→ **Texto selecionado**
----------

24.01.2013 - 14:56
O povo da Catalunha, ao longo da sua história, tem vindo a expressar democraticamente a vontade de se autogovernar, com o objectivo de melhorar o progresso, o bem-estar e a igualdade de oportunidades de toda a cidadania, e para reforçar a cultura própria e a sua identidade colectiva.
O autogoverno da Catalunha fundamenta-se também nos direitos históricos do povo catalão, nas suas instituições seculares e na tradição jurídica catalã. O parlamentarismo catalão tem as suas origens na Idade Média, com as assembleias da Paz e Tréguas de Deus e da Cúria Condal.
No século XIV, foi criada a Diputació del General ou Generalitat, cuja autonomia foi gradualmente crescendo até chegar a funcionar, durante os séculos XVI e XVII, como o governo do Principado da Catalunha. A queda de Barcelona em 1714, na sequência da Guerra da Sucessão espanhola, teve como resultado que Filipe V abolisse, através do Decreto da Nova Planta, o direito público catalão e as suas instituições de autogoverno.
Este itinerário histórico foi partilhado com outros territórios, o que configurou um espaço comum linguístico, cultural, social e económico, com vocação de reforço e de promoção através do reconhecimento mútuo.
Durante todo o século XX, a aspiração de autogoverno dos catalães e das catalãs foi sempre uma constante. A criação em 1914 da Mancomunitat de Catalunya, abolida depois pela ditadura de Primo de Rivera, seria supostamente o primeiro passo para a recuperação desse autogoverno. Com a proclamação da Segunda República espanhola, foi constituído em 1931 um governo catalão sob o nome de Generalitat da Catalunha e obteve-se um Estatuto de Autonomia.
A Generalitat foi de novo abolida em 1939 pelo general Franco, que instaurou um regime ditatorial que durou até 1975. A ditadura contou com uma resistência activa do povo e do governo da Catalunha. Um dos pontos marcantes da luta pela liberdade foi a criação da Assembleia da Catalunha em 1971, ainda antes da provisória reinstalação da Generalitat, com o regresso do seu presidente do exílio em 1977. Na transição democrática e no contexto do novo sistema autonómico definido pela Constituição espanhola de 1978, o povo da Catalunha aprovou em 1979 através de um referendo o Estatuto de Autonomia da Catalunha e realizou em 1980 as primeiras eleições para o Parlamento da Catalunha.

----------

→ **Listagem**
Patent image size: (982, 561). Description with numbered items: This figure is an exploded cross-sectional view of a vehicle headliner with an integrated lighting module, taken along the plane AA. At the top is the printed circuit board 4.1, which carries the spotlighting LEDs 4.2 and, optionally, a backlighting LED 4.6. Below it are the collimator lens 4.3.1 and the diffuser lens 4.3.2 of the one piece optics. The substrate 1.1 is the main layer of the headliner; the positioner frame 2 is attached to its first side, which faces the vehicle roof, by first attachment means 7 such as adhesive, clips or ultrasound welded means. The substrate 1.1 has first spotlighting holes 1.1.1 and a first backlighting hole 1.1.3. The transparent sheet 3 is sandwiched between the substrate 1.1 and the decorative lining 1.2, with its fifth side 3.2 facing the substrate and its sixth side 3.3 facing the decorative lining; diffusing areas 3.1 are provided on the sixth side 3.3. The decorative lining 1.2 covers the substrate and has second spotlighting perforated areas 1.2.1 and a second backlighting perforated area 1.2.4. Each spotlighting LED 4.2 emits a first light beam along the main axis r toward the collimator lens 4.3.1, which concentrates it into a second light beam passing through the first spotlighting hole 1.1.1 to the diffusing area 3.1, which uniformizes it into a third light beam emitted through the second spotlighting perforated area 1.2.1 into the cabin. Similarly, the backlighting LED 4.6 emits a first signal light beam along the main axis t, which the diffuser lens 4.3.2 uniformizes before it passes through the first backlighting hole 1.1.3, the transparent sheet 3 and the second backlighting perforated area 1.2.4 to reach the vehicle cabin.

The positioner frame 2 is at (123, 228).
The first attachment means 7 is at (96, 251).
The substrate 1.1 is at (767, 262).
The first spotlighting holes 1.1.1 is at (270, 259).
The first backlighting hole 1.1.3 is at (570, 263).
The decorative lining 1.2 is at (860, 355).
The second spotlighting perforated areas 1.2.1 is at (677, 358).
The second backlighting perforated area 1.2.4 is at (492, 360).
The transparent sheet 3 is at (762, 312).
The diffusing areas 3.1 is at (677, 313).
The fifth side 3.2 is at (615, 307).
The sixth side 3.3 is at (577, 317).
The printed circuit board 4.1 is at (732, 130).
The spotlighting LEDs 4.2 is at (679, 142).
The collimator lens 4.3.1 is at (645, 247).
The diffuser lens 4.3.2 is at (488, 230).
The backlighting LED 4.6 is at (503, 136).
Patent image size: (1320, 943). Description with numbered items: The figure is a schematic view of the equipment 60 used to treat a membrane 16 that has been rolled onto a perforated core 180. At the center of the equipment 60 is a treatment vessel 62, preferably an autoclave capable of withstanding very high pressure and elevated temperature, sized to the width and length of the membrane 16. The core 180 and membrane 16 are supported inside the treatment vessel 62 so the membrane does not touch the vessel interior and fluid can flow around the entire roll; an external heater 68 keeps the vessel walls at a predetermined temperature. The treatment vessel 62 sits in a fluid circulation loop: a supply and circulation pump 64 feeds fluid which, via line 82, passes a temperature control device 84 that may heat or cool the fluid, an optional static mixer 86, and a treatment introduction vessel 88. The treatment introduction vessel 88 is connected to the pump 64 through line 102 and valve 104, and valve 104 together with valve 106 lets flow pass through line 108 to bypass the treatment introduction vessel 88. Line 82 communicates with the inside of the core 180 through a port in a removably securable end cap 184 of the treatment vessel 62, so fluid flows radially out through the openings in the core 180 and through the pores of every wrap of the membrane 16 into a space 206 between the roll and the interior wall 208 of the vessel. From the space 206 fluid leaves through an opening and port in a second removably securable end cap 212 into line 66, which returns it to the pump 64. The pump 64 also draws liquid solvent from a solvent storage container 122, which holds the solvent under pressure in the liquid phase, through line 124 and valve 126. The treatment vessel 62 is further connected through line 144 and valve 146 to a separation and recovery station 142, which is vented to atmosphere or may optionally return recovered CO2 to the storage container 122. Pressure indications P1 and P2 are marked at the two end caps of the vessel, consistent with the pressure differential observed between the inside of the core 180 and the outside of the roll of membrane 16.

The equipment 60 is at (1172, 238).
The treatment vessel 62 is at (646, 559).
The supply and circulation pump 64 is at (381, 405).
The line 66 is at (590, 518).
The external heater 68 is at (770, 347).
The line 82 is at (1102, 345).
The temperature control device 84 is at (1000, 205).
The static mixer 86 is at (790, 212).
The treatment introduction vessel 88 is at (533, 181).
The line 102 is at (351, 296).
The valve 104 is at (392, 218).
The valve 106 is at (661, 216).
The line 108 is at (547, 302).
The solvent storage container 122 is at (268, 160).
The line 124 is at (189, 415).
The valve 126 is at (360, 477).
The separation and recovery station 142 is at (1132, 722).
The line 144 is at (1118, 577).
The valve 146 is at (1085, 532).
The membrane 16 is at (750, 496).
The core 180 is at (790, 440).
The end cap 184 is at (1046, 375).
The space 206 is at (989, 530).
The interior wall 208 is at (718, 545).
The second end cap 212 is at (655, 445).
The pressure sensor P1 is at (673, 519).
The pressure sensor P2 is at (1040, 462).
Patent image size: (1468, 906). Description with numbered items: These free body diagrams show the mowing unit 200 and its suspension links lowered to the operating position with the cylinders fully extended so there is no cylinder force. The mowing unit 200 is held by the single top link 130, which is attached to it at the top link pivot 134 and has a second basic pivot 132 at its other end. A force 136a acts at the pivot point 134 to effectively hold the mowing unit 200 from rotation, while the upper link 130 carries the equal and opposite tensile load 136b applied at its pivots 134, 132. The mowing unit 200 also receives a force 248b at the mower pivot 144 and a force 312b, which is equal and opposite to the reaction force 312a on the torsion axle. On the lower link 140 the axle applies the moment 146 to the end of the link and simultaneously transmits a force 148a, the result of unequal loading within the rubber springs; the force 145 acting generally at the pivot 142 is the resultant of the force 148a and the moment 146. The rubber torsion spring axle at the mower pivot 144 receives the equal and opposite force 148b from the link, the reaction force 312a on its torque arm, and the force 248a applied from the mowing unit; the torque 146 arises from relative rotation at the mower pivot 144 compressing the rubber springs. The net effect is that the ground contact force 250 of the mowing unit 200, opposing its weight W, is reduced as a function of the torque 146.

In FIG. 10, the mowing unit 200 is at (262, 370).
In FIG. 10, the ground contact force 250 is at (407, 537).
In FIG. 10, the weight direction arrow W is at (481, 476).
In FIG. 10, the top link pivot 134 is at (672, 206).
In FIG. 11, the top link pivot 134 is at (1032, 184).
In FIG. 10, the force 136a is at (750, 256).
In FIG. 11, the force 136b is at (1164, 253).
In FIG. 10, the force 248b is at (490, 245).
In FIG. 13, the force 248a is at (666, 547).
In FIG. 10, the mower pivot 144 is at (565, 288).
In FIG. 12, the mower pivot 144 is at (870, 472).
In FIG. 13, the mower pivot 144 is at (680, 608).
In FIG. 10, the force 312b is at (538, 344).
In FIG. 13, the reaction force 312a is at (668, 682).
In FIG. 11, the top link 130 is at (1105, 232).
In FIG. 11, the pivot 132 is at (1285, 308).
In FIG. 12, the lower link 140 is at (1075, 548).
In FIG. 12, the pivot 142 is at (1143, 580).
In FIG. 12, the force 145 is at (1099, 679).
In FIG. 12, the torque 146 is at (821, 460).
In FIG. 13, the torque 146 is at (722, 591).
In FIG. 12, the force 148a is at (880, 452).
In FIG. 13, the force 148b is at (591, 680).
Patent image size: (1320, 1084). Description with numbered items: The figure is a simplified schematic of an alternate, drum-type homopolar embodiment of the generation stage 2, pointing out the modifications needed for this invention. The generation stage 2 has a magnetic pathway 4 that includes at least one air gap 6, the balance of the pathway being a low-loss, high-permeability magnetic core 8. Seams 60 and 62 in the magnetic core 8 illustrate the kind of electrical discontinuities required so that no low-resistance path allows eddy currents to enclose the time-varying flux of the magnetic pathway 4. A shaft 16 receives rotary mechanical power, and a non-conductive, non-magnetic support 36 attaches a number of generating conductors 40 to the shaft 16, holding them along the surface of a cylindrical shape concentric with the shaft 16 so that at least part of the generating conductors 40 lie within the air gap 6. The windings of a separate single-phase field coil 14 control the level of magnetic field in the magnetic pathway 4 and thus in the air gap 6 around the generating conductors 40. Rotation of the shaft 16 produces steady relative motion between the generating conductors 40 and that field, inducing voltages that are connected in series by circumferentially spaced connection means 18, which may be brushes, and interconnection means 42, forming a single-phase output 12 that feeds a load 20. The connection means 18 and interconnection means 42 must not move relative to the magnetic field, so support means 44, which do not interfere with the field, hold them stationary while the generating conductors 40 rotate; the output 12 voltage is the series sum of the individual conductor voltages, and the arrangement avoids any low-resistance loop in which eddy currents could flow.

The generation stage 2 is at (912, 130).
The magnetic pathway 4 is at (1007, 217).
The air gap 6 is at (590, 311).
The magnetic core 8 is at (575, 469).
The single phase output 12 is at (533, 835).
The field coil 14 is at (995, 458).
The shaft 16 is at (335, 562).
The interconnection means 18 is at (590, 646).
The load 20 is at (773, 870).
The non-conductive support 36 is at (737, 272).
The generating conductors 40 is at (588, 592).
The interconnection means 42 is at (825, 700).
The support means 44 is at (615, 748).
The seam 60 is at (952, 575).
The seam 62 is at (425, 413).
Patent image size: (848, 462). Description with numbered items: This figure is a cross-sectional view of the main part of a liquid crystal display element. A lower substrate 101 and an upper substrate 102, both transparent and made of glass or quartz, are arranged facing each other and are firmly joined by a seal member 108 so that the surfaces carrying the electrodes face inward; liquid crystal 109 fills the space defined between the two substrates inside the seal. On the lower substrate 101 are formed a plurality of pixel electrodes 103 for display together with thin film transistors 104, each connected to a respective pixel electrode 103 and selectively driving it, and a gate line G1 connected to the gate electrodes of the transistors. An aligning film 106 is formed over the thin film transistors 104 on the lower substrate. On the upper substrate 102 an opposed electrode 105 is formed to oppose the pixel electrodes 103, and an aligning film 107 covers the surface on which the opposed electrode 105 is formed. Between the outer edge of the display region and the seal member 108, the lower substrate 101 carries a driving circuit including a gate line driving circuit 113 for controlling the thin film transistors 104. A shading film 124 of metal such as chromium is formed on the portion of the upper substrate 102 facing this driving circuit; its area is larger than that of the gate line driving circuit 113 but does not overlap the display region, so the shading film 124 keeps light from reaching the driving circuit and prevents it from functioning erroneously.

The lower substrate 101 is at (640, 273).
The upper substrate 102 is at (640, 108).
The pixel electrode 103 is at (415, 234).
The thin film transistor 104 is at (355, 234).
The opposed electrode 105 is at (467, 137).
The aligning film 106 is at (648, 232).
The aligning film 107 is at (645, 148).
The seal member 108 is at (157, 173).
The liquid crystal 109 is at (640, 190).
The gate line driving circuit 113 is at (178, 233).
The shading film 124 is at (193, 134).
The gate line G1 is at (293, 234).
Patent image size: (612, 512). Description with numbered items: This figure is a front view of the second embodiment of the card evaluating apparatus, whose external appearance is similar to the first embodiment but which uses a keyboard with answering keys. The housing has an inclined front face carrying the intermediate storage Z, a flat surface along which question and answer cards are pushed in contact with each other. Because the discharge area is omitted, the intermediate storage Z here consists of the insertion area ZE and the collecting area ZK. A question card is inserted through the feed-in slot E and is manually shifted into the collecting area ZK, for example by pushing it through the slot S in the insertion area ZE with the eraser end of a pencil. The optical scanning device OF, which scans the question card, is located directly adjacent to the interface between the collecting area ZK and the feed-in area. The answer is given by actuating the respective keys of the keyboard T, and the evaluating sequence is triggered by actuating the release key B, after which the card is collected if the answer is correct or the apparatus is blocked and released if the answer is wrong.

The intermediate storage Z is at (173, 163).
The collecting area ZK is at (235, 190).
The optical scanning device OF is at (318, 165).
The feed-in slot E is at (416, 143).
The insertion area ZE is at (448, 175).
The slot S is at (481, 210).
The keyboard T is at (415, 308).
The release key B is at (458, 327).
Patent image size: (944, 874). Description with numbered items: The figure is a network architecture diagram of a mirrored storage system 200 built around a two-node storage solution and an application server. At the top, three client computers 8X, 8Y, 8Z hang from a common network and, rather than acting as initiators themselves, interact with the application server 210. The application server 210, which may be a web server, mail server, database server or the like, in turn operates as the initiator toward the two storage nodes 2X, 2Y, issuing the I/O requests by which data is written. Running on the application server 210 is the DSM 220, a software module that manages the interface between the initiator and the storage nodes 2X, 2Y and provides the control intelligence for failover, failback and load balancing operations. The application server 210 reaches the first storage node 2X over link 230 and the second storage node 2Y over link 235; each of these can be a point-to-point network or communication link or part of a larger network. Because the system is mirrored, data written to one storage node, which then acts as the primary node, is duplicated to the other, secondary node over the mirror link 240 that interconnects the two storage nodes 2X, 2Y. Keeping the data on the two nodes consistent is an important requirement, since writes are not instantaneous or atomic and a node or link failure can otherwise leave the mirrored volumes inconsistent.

----------

→ **Tarefas escritas**
[1] De acordo com o texto sobre o autogoverno da Catalunha, em que ano foi criada a Mancomunitat de Catalunya?
[2] Transcreva do texto sobre o autogoverno da Catalunha o trecho que se inicia com as palavras que contêm "A Generalitat foi" e termina com "Parlamento da Catalunha.".
[3] Prossiga com o texto sobre o autogoverno da Catalunha a partir do ponto em que este se interrompe.
Os registos são dispensáveis para a realização deste exercício.

→ **Respostas ao exercício**
[1] Em 1914.

[2]
A Generalitat foi de novo abolida em 1939 pelo general Franco, que instaurou um regime ditatorial que durou até 1975. A ditadura contou com uma resistência activa do povo e do governo da Catalunha. Um dos pontos marcantes da luta pela liberdade foi a criação da Assembleia da Catalunha em 1971, ainda antes da provisória reinstalação da Generalitat, com o regresso do seu presidente do exílio em 1977. Na transição democrática e no contexto do novo sistema autonómico definido pela Constituição espanhola de 1978, o povo da Catalunha aprovou em 1979 através de um referendo o Estatuto de Autonomia da Catalunha e realizou em 1980 as primeiras eleições para o Parlamento da Catalunha.

[3]
Nos últimos anos, na via do aprofundamento democrático, a maioria das forças políticas e sociais catalãs têm impulsionado medidas de transformação do quadro político e jurídico. A mais recente foi concretizada no processo de reforma do Estatuto de Autonomia da Catalunha, iniciado pelo Parlamento no ano de 2005. As dificuldades e rejeições por parte das instituições do estado espanhol, entre as quais importa destacar a sentença 31/2010 do Tribunal Constitucional, espelham uma oposição radical à evolução democrática das aspirações colectivas do povo catalão no seio do estado espanhol, criando as bases para uma regressão no sistema de autogoverno, que actualmente se revela com toda a clareza nos domínios político, das competências, financeiro, social, cultural e linguístico.
Por diversas formas, o povo da Catalunha tem vindo a expressar o desejo de superar a actual situação de bloqueio, no marco do estado espanhol. As gigantescas manifestações do 10 de Julho de 2010, sob o lema ‘Somos uma nação, nós decidimos’, e do 11 de Setembro de 2012, sob o lema ‘Catalunha, novo estado da Europa’, demonstraram o repúdio da cidadania pela falta de respeito para com as decisões do povo da Catalunha.
Com data de 27 de Setembro de 2012, através da resolução de 742/IX, o Parlamento da Catalunha constatou a necessidade do povo da Catalunha poder determinar livre e democraticamente o seu futuro colectivo, através de uma consulta. As recentes eleições ao Parlamento da Catalunha, a 25 de Novembro de 2012, expressaram e confirmaram esta vontade, de maneira clara e inequívoca.
Para levar a cabo este processo, o Parlamento da Catalunha, reunido na primeira sessão da X Legislatura, e em representação da vontade dos cidadãos da Catalunha democraticamente expressa nas últimas eleições, formula a seguinte Declaração de Soberania e do Direito a Decidir do Povo da Catalunha:
Declaração de Soberania e do Direito a Decidir do Povo da Catalunha
De acordo com a vontade maioritária, democraticamente expressa pelo povo da Catalunha, o Parlamento da Catalunha decide iniciar o processo para tornar efectivo o direito a decidir, a fim de que os cidadãos e as cidadãs da Catalunha possam decidir o seu futuro político colectivo, de acordo com os seguintes princípios:
-Soberania. O povo da Catalunha tem, por razões de legitimidade democrática, carácter de sujeito político e jurídico soberano.
-Legitimidade democrática. O processo do exercício do direito a decidir será escrupulosamente democrático, garantindo especialmente a pluralidade de opções e o respeito por todas elas, através do debate e do diálogo no seio da sociedade catalã, a fim de que o pronunciamento resultante seja a expressão maioritária da vontade popular, garantia fundamental do direito a decidir.
-Transparência. Serão fornecidos todos os meios necessários para que o conjunto da população e a sociedade civil catalã tenham todas as informações e conhecimentos requeridos para o exercício do direito a decidir e se promova a sua participação no processo.
-Diálogo. Dialogar-se-á e negociar-se-á com o estado espanhol, as instituições europeias e o conjunto da comunidade internacional.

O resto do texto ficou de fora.